(Extracted data entries)
##############################

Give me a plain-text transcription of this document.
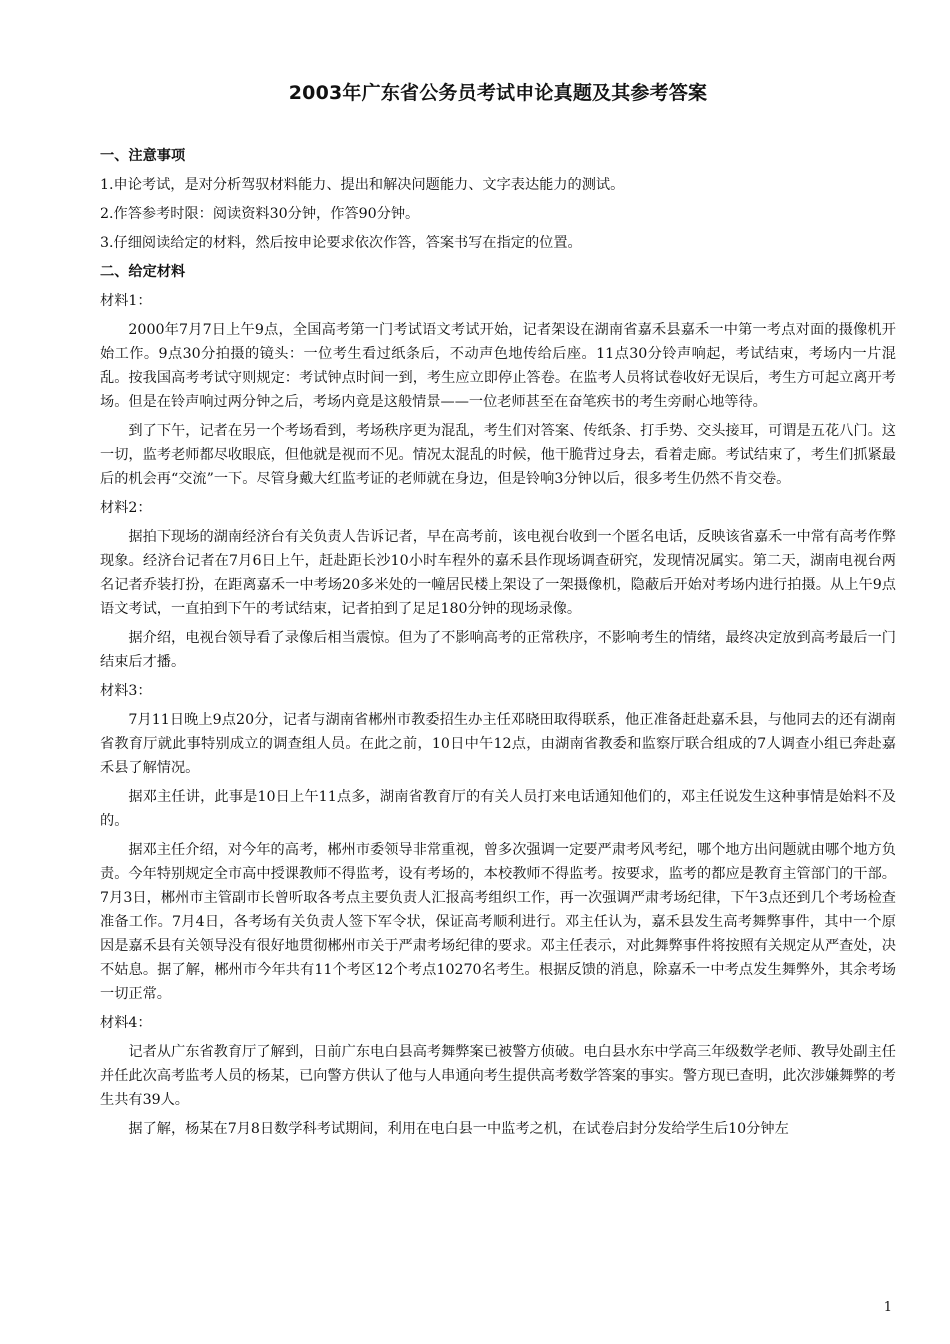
2003年广东省公务员考试申论真题及其参考答案
一、注意事项
1.申论考试，是对分析驾驭材料能力、提出和解决问题能力、文字表达能力的测试。
2.作答参考时限：阅读资料30分钟，作答90分钟。
3.仔细阅读给定的材料，然后按申论要求依次作答，答案书写在指定的位置。
二、给定材料
材料1：

2000年7月7日上午9点，全国高考第一门考试语文考试开始，记者架设在湖南省嘉禾县嘉禾一中第一考点对面的摄像机开始工作。9点30分拍摄的镜头：一位考生看过纸条后，不动声色地传给后座。11点30分铃声响起，考试结束，考场内一片混乱。按我国高考考试守则规定：考试钟点时间一到，考生应立即停止答卷。在监考人员将试卷收好无误后，考生方可起立离开考场。但是在铃声响过两分钟之后，考场内竟是这般情景——一位老师甚至在奋笔疾书的考生旁耐心地等待。

到了下午，记者在另一个考场看到，考场秩序更为混乱，考生们对答案、传纸条、打手势、交头接耳，可谓是五花八门。这一切，监考老师都尽收眼底，但他就是视而不见。情况太混乱的时候，他干脆背过身去，看着走廊。考试结束了，考生们抓紧最后的机会再“交流”一下。尽管身戴大红监考证的老师就在身边，但是铃响3分钟以后，很多考生仍然不肯交卷。

材料2：

据拍下现场的湖南经济台有关负责人告诉记者，早在高考前，该电视台收到一个匿名电话，反映该省嘉禾一中常有高考作弊现象。经济台记者在7月6日上午，赶赴距长沙10小时车程外的嘉禾县作现场调查研究，发现情况属实。第二天，湖南电视台两名记者乔装打扮，在距离嘉禾一中考场20多米处的一幢居民楼上架设了一架摄像机，隐蔽后开始对考场内进行拍摄。从上午9点语文考试，一直拍到下午的考试结束，记者拍到了足足180分钟的现场录像。

据介绍，电视台领导看了录像后相当震惊。但为了不影响高考的正常秩序，不影响考生的情绪，最终决定放到高考最后一门结束后才播。

材料3：

7月11日晚上9点20分，记者与湖南省郴州市教委招生办主任邓晓田取得联系，他正准备赶赴嘉禾县，与他同去的还有湖南省教育厅就此事特别成立的调查组人员。在此之前，10日中午12点，由湖南省教委和监察厅联合组成的7人调查小组已奔赴嘉禾县了解情况。

据邓主任讲，此事是10日上午11点多，湖南省教育厅的有关人员打来电话通知他们的，邓主任说发生这种事情是始料不及的。

据邓主任介绍，对今年的高考，郴州市委领导非常重视，曾多次强调一定要严肃考风考纪，哪个地方出问题就由哪个地方负责。今年特别规定全市高中授课教师不得监考，设有考场的，本校教师不得监考。按要求，监考的都应是教育主管部门的干部。7月3日，郴州市主管副市长曾听取各考点主要负责人汇报高考组织工作，再一次强调严肃考场纪律，下午3点还到几个考场检查准备工作。7月4日，各考场有关负责人签下军令状，保证高考顺利进行。邓主任认为，嘉禾县发生高考舞弊事件，其中一个原因是嘉禾县有关领导没有很好地贯彻郴州市关于严肃考场纪律的要求。邓主任表示，对此舞弊事件将按照有关规定从严查处，决不姑息。据了解，郴州市今年共有11个考区12个考点10270名考生。根据反馈的消息，除嘉禾一中考点发生舞弊外，其余考场一切正常。

材料4：

记者从广东省教育厅了解到，日前广东电白县高考舞弊案已被警方侦破。电白县水东中学高三年级数学老师、教导处副主任并任此次高考监考人员的杨某，已向警方供认了他与人串通向考生提供高考数学答案的事实。警方现已查明，此次涉嫌舞弊的考生共有39人。

据了解，杨某在7月8日数学科考试期间，利用在电白县一中监考之机，在试卷启封分发给学生后10分钟左

1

##############################

§ Task brief: Copy the records exactly as they appear, excluding images.

§ Written response:
Give me a plain-text transcription of this document.
2003年广东省公务员考试申论真题及其参考答案
一、注意事项
1.申论考试，是对分析驾驭材料能力、提出和解决问题能力、文字表达能力的测试。
2.作答参考时限：阅读资料30分钟，作答90分钟。
3.仔细阅读给定的材料，然后按申论要求依次作答，答案书写在指定的位置。
二、给定材料
材料1：

2000年7月7日上午9点，全国高考第一门考试语文考试开始，记者架设在湖南省嘉禾县嘉禾一中第一考点对面的摄像机开始工作。9点30分拍摄的镜头：一位考生看过纸条后，不动声色地传给后座。11点30分铃声响起，考试结束，考场内一片混乱。按我国高考考试守则规定：考试钟点时间一到，考生应立即停止答卷。在监考人员将试卷收好无误后，考生方可起立离开考场。但是在铃声响过两分钟之后，考场内竟是这般情景——一位老师甚至在奋笔疾书的考生旁耐心地等待。

到了下午，记者在另一个考场看到，考场秩序更为混乱，考生们对答案、传纸条、打手势、交头接耳，可谓是五花八门。这一切，监考老师都尽收眼底，但他就是视而不见。情况太混乱的时候，他干脆背过身去，看着走廊。考试结束了，考生们抓紧最后的机会再“交流”一下。尽管身戴大红监考证的老师就在身边，但是铃响3分钟以后，很多考生仍然不肯交卷。

材料2：

据拍下现场的湖南经济台有关负责人告诉记者，早在高考前，该电视台收到一个匿名电话，反映该省嘉禾一中常有高考作弊现象。经济台记者在7月6日上午，赶赴距长沙10小时车程外的嘉禾县作现场调查研究，发现情况属实。第二天，湖南电视台两名记者乔装打扮，在距离嘉禾一中考场20多米处的一幢居民楼上架设了一架摄像机，隐蔽后开始对考场内进行拍摄。从上午9点语文考试，一直拍到下午的考试结束，记者拍到了足足180分钟的现场录像。

据介绍，电视台领导看了录像后相当震惊。但为了不影响高考的正常秩序，不影响考生的情绪，最终决定放到高考最后一门结束后才播。

材料3：

7月11日晚上9点20分，记者与湖南省郴州市教委招生办主任邓晓田取得联系，他正准备赶赴嘉禾县，与他同去的还有湖南省教育厅就此事特别成立的调查组人员。在此之前，10日中午12点，由湖南省教委和监察厅联合组成的7人调查小组已奔赴嘉禾县了解情况。

据邓主任讲，此事是10日上午11点多，湖南省教育厅的有关人员打来电话通知他们的，邓主任说发生这种事情是始料不及的。

据邓主任介绍，对今年的高考，郴州市委领导非常重视，曾多次强调一定要严肃考风考纪，哪个地方出问题就由哪个地方负责。今年特别规定全市高中授课教师不得监考，设有考场的，本校教师不得监考。按要求，监考的都应是教育主管部门的干部。7月3日，郴州市主管副市长曾听取各考点主要负责人汇报高考组织工作，再一次强调严肃考场纪律，下午3点还到几个考场检查准备工作。7月4日，各考场有关负责人签下军令状，保证高考顺利进行。邓主任认为，嘉禾县发生高考舞弊事件，其中一个原因是嘉禾县有关领导没有很好地贯彻郴州市关于严肃考场纪律的要求。邓主任表示，对此舞弊事件将按照有关规定从严查处，决不姑息。据了解，郴州市今年共有11个考区12个考点10270名考生。根据反馈的消息，除嘉禾一中考点发生舞弊外，其余考场一切正常。

材料4：

记者从广东省教育厅了解到，日前广东电白县高考舞弊案已被警方侦破。电白县水东中学高三年级数学老师、教导处副主任并任此次高考监考人员的杨某，已向警方供认了他与人串通向考生提供高考数学答案的事实。警方现已查明，此次涉嫌舞弊的考生共有39人。

据了解，杨某在7月8日数学科考试期间，利用在电白县一中监考之机，在试卷启封分发给学生后10分钟左

1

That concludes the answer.